## Job
Reproduce, word for word, every line starting at the line that contains "Convert this screenshot" and ending with the final line of the entries.

Dataset rows:

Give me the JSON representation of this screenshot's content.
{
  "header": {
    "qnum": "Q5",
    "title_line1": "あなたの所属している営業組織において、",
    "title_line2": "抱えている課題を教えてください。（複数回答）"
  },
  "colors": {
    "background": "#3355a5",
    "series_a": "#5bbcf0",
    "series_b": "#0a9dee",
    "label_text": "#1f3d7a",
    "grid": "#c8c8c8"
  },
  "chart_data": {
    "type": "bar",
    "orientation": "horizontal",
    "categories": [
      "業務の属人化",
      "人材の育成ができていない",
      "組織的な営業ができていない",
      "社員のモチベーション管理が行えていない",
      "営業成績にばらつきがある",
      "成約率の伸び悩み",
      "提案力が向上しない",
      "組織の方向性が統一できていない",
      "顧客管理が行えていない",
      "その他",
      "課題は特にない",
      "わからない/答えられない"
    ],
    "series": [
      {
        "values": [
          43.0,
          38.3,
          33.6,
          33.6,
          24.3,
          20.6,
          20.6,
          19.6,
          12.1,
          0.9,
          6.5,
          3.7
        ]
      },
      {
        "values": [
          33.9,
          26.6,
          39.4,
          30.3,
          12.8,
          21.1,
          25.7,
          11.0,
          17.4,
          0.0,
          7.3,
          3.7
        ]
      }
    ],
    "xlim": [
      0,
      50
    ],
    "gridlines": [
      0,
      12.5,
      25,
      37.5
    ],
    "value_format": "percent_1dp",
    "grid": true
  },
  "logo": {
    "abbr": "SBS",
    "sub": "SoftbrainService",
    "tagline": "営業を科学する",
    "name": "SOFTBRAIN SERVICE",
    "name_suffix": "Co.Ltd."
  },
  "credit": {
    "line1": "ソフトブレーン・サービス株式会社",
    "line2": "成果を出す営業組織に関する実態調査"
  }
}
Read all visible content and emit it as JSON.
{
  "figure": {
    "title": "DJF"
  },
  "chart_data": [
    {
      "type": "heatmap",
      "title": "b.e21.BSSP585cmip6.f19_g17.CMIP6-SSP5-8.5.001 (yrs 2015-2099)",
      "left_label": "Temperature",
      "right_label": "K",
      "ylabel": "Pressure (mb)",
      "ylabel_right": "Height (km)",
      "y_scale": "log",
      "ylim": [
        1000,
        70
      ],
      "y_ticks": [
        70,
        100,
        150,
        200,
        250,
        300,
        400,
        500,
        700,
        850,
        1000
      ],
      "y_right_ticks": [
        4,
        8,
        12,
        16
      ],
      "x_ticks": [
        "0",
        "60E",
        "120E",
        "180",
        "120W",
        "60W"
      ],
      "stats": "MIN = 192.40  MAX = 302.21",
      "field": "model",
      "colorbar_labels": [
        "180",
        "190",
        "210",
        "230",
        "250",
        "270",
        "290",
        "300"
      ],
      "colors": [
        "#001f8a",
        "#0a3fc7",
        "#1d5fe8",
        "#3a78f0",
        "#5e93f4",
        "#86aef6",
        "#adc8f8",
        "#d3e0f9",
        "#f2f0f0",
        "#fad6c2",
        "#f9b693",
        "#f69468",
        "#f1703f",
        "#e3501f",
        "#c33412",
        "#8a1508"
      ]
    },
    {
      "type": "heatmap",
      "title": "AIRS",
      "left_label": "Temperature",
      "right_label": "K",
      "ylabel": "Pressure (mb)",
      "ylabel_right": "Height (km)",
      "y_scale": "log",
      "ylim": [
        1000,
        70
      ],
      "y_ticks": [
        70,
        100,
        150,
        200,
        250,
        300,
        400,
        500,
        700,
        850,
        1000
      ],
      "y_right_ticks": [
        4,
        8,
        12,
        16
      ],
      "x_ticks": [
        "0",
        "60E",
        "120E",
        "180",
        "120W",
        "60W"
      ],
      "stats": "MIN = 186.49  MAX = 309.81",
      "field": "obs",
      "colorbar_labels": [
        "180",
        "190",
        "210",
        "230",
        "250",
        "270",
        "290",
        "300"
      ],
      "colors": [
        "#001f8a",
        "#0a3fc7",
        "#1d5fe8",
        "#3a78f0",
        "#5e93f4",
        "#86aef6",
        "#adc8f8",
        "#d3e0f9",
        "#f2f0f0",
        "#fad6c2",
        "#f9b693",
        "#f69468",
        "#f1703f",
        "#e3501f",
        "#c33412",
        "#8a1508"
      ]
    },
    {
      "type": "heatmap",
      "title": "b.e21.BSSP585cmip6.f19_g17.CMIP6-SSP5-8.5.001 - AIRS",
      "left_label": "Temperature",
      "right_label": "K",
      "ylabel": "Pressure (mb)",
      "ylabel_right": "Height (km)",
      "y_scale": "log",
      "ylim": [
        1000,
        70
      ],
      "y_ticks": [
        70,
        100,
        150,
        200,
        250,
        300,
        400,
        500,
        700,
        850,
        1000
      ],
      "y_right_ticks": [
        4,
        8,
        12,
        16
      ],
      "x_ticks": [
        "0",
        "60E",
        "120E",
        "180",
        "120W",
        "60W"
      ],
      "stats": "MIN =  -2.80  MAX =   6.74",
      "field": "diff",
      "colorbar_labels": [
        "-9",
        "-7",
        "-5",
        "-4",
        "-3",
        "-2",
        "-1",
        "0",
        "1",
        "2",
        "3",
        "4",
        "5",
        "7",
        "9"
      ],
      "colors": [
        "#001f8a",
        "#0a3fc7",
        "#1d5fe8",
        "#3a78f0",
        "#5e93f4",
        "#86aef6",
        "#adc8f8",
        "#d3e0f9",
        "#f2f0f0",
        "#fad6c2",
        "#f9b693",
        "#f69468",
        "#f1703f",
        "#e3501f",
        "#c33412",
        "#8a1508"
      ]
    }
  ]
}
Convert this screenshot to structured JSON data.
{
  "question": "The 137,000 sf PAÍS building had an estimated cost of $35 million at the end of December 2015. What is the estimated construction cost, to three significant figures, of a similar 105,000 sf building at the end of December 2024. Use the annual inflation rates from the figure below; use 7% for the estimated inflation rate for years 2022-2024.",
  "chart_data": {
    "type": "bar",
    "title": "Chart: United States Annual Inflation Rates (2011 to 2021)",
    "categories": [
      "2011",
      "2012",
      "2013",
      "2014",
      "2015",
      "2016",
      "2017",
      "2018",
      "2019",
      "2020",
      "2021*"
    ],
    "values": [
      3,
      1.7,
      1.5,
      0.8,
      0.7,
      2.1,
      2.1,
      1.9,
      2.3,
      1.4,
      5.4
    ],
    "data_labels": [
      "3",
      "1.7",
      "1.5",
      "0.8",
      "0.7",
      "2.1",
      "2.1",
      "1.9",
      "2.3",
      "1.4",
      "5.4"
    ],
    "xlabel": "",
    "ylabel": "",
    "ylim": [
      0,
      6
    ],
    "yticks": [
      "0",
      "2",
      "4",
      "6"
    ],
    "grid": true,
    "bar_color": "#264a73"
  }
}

## Result for this task
Convert this screenshot to structured JSON data.
{
  "question": "The 137,000 sf PAÍS building had an estimated cost of $35 million at the end of December 2015. What is the estimated construction cost, to three significant figures, of a similar 105,000 sf building at the end of December 2024. Use the annual inflation rates from the figure below; use 7% for the estimated inflation rate for years 2022-2024.",
  "chart_data": {
    "type": "bar",
    "title": "Chart: United States Annual Inflation Rates (2011 to 2021)",
    "categories": [
      "2011",
      "2012",
      "2013",
      "2014",
      "2015",
      "2016",
      "2017",
      "2018",
      "2019",
      "2020",
      "2021*"
    ],
    "values": [
      3,
      1.7,
      1.5,
      0.8,
      0.7,
      2.1,
      2.1,
      1.9,
      2.3,
      1.4,
      5.4
    ],
    "data_labels": [
      "3",
      "1.7",
      "1.5",
      "0.8",
      "0.7",
      "2.1",
      "2.1",
      "1.9",
      "2.3",
      "1.4",
      "5.4"
    ],
    "xlabel": "",
    "ylabel": "",
    "ylim": [
      0,
      6
    ],
    "yticks": [
      "0",
      "2",
      "4",
      "6"
    ],
    "grid": true,
    "bar_color": "#264a73"
  }
}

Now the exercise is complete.